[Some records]
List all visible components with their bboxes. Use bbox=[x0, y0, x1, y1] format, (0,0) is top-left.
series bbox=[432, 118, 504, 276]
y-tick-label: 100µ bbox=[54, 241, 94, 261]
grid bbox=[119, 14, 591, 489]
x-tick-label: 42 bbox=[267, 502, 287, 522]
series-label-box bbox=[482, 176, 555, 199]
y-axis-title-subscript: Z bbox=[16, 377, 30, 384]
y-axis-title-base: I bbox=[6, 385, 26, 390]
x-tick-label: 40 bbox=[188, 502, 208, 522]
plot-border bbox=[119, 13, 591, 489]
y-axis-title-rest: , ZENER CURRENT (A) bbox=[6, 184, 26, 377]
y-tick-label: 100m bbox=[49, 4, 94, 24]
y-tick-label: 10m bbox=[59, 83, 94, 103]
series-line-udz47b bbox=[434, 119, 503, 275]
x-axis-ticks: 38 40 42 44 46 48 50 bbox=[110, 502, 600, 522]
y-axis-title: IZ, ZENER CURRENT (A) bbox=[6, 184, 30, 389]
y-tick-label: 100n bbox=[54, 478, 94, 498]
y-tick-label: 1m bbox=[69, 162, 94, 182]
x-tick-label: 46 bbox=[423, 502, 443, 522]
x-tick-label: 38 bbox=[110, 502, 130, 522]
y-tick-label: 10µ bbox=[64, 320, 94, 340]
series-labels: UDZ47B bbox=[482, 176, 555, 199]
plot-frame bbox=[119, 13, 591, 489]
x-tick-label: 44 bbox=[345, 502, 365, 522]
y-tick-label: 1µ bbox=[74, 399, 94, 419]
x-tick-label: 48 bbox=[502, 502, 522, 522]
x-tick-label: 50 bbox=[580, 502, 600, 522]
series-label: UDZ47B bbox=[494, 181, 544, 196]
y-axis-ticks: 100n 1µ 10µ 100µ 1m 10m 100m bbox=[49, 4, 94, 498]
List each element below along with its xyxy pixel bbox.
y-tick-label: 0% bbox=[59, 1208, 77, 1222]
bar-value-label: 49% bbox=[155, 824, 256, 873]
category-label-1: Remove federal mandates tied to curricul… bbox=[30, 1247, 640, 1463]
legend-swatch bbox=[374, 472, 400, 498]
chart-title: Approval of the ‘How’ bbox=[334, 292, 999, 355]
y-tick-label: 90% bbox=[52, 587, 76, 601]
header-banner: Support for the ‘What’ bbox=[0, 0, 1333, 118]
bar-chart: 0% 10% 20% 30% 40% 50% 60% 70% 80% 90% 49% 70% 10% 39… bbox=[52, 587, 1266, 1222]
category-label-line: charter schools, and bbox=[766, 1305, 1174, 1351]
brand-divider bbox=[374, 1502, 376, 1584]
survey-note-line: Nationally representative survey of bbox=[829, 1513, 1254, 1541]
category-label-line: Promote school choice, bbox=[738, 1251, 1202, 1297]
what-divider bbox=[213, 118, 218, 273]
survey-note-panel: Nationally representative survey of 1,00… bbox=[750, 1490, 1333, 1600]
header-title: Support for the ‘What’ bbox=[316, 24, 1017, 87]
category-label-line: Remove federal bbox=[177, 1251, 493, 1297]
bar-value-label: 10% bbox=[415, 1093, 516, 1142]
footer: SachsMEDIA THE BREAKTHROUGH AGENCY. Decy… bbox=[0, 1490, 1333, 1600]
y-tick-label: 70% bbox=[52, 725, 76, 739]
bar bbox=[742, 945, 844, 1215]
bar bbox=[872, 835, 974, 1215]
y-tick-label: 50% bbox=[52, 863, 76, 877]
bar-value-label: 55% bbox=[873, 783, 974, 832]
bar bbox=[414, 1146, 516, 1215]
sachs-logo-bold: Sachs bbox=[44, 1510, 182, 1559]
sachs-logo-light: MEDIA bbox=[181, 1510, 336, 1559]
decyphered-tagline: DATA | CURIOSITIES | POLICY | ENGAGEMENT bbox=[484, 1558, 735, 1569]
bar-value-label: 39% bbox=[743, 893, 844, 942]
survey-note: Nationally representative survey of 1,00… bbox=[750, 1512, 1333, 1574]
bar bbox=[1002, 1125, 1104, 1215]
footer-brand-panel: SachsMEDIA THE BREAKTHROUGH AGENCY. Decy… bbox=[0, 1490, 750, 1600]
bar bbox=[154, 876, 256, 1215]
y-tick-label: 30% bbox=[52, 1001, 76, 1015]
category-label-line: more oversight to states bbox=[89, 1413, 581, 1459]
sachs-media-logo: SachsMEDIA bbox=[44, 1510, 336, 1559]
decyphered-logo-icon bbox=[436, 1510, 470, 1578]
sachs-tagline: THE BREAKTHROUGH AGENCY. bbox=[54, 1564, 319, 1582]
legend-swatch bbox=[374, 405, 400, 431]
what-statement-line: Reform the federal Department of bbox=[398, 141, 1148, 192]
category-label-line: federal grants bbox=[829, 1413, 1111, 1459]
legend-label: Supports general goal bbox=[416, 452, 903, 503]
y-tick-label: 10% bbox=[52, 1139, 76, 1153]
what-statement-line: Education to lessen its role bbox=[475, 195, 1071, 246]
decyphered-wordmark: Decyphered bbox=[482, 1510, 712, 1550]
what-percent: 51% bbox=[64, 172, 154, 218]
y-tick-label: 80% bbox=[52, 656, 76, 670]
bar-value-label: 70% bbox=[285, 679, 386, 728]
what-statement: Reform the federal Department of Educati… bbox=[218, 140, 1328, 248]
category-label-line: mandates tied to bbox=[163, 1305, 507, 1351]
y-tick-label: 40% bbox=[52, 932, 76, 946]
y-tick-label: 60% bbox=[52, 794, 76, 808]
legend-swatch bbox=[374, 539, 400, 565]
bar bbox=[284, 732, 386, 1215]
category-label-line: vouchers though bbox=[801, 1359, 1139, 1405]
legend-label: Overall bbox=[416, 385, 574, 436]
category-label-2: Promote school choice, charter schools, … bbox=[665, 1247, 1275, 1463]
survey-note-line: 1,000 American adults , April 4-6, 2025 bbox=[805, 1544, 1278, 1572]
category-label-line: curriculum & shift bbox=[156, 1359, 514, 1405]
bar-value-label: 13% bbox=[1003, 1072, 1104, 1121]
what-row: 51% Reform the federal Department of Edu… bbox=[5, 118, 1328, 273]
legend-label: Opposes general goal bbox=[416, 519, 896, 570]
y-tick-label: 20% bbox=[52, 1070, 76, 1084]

** Problem to solve **
Copy out every line of the records above word for word.

** Solution to this problem **
List all visible components with their bboxes. Use bbox=[x0, y0, x1, y1] format, (0,0) is top-left.
series bbox=[432, 118, 504, 276]
y-tick-label: 100µ bbox=[54, 241, 94, 261]
grid bbox=[119, 14, 591, 489]
x-tick-label: 42 bbox=[267, 502, 287, 522]
series-label-box bbox=[482, 176, 555, 199]
y-axis-title-subscript: Z bbox=[16, 377, 30, 384]
y-axis-title-base: I bbox=[6, 385, 26, 390]
x-tick-label: 40 bbox=[188, 502, 208, 522]
plot-border bbox=[119, 13, 591, 489]
y-axis-title-rest: , ZENER CURRENT (A) bbox=[6, 184, 26, 377]
y-tick-label: 100m bbox=[49, 4, 94, 24]
y-tick-label: 10m bbox=[59, 83, 94, 103]
series-line-udz47b bbox=[434, 119, 503, 275]
x-axis-ticks: 38 40 42 44 46 48 50 bbox=[110, 502, 600, 522]
y-axis-title: IZ, ZENER CURRENT (A) bbox=[6, 184, 30, 389]
y-tick-label: 100n bbox=[54, 478, 94, 498]
y-tick-label: 1m bbox=[69, 162, 94, 182]
x-tick-label: 46 bbox=[423, 502, 443, 522]
x-tick-label: 38 bbox=[110, 502, 130, 522]
y-tick-label: 10µ bbox=[64, 320, 94, 340]
series-labels: UDZ47B bbox=[482, 176, 555, 199]
plot-frame bbox=[119, 13, 591, 489]
x-tick-label: 44 bbox=[345, 502, 365, 522]
y-tick-label: 1µ bbox=[74, 399, 94, 419]
x-tick-label: 48 bbox=[502, 502, 522, 522]
x-tick-label: 50 bbox=[580, 502, 600, 522]
series-label: UDZ47B bbox=[494, 181, 544, 196]
y-axis-ticks: 100n 1µ 10µ 100µ 1m 10m 100m bbox=[49, 4, 94, 498]
List each element below along with its xyxy pixel bbox.
y-tick-label: 0% bbox=[59, 1208, 77, 1222]
bar-value-label: 49% bbox=[155, 824, 256, 873]
category-label-1: Remove federal mandates tied to curricul… bbox=[30, 1247, 640, 1463]
legend-swatch bbox=[374, 472, 400, 498]
chart-title: Approval of the ‘How’ bbox=[334, 292, 999, 355]
y-tick-label: 90% bbox=[52, 587, 76, 601]
header-banner: Support for the ‘What’ bbox=[0, 0, 1333, 118]
bar-chart: 0% 10% 20% 30% 40% 50% 60% 70% 80% 90% 49% 70% 10% 39… bbox=[52, 587, 1266, 1222]
category-label-line: charter schools, and bbox=[766, 1305, 1174, 1351]
brand-divider bbox=[374, 1502, 376, 1584]
survey-note-line: Nationally representative survey of bbox=[829, 1513, 1254, 1541]
category-label-line: Promote school choice, bbox=[738, 1251, 1202, 1297]
what-divider bbox=[213, 118, 218, 273]
survey-note-panel: Nationally representative survey of 1,00… bbox=[750, 1490, 1333, 1600]
header-title: Support for the ‘What’ bbox=[316, 24, 1017, 87]
category-label-line: Remove federal bbox=[177, 1251, 493, 1297]
bar-value-label: 10% bbox=[415, 1093, 516, 1142]
footer: SachsMEDIA THE BREAKTHROUGH AGENCY. Decy… bbox=[0, 1490, 1333, 1600]
y-tick-label: 70% bbox=[52, 725, 76, 739]
bar bbox=[742, 945, 844, 1215]
bar bbox=[872, 835, 974, 1215]
y-tick-label: 50% bbox=[52, 863, 76, 877]
bar-value-label: 55% bbox=[873, 783, 974, 832]
bar bbox=[414, 1146, 516, 1215]
sachs-logo-bold: Sachs bbox=[44, 1510, 182, 1559]
sachs-logo-light: MEDIA bbox=[181, 1510, 336, 1559]
decyphered-tagline: DATA | CURIOSITIES | POLICY | ENGAGEMENT bbox=[484, 1558, 735, 1569]
bar-value-label: 39% bbox=[743, 893, 844, 942]
survey-note: Nationally representative survey of 1,00… bbox=[750, 1512, 1333, 1574]
bar bbox=[1002, 1125, 1104, 1215]
footer-brand-panel: SachsMEDIA THE BREAKTHROUGH AGENCY. Decy… bbox=[0, 1490, 750, 1600]
bar bbox=[154, 876, 256, 1215]
y-tick-label: 30% bbox=[52, 1001, 76, 1015]
category-label-line: more oversight to states bbox=[89, 1413, 581, 1459]
sachs-media-logo: SachsMEDIA bbox=[44, 1510, 336, 1559]
decyphered-logo-icon bbox=[436, 1510, 470, 1578]
sachs-tagline: THE BREAKTHROUGH AGENCY. bbox=[54, 1564, 319, 1582]
legend-swatch bbox=[374, 405, 400, 431]
what-statement-line: Reform the federal Department of bbox=[398, 141, 1148, 192]
category-label-line: federal grants bbox=[829, 1413, 1111, 1459]
legend-label: Supports general goal bbox=[416, 452, 903, 503]
y-tick-label: 10% bbox=[52, 1139, 76, 1153]
what-statement-line: Education to lessen its role bbox=[475, 195, 1071, 246]
decyphered-wordmark: Decyphered bbox=[482, 1510, 712, 1550]
what-percent: 51% bbox=[64, 172, 154, 218]
y-tick-label: 80% bbox=[52, 656, 76, 670]
bar-value-label: 70% bbox=[285, 679, 386, 728]
what-statement: Reform the federal Department of Educati… bbox=[218, 140, 1328, 248]
category-label-line: mandates tied to bbox=[163, 1305, 507, 1351]
y-tick-label: 40% bbox=[52, 932, 76, 946]
y-tick-label: 60% bbox=[52, 794, 76, 808]
legend-swatch bbox=[374, 539, 400, 565]
bar bbox=[284, 732, 386, 1215]
category-label-line: vouchers though bbox=[801, 1359, 1139, 1405]
legend-label: Overall bbox=[416, 385, 574, 436]
category-label-2: Promote school choice, charter schools, … bbox=[665, 1247, 1275, 1463]
survey-note-line: 1,000 American adults , April 4-6, 2025 bbox=[805, 1544, 1278, 1572]
category-label-line: curriculum & shift bbox=[156, 1359, 514, 1405]
bar-value-label: 13% bbox=[1003, 1072, 1104, 1121]
what-row: 51% Reform the federal Department of Edu… bbox=[5, 118, 1328, 273]
legend-label: Opposes general goal bbox=[416, 519, 896, 570]
y-tick-label: 20% bbox=[52, 1070, 76, 1084]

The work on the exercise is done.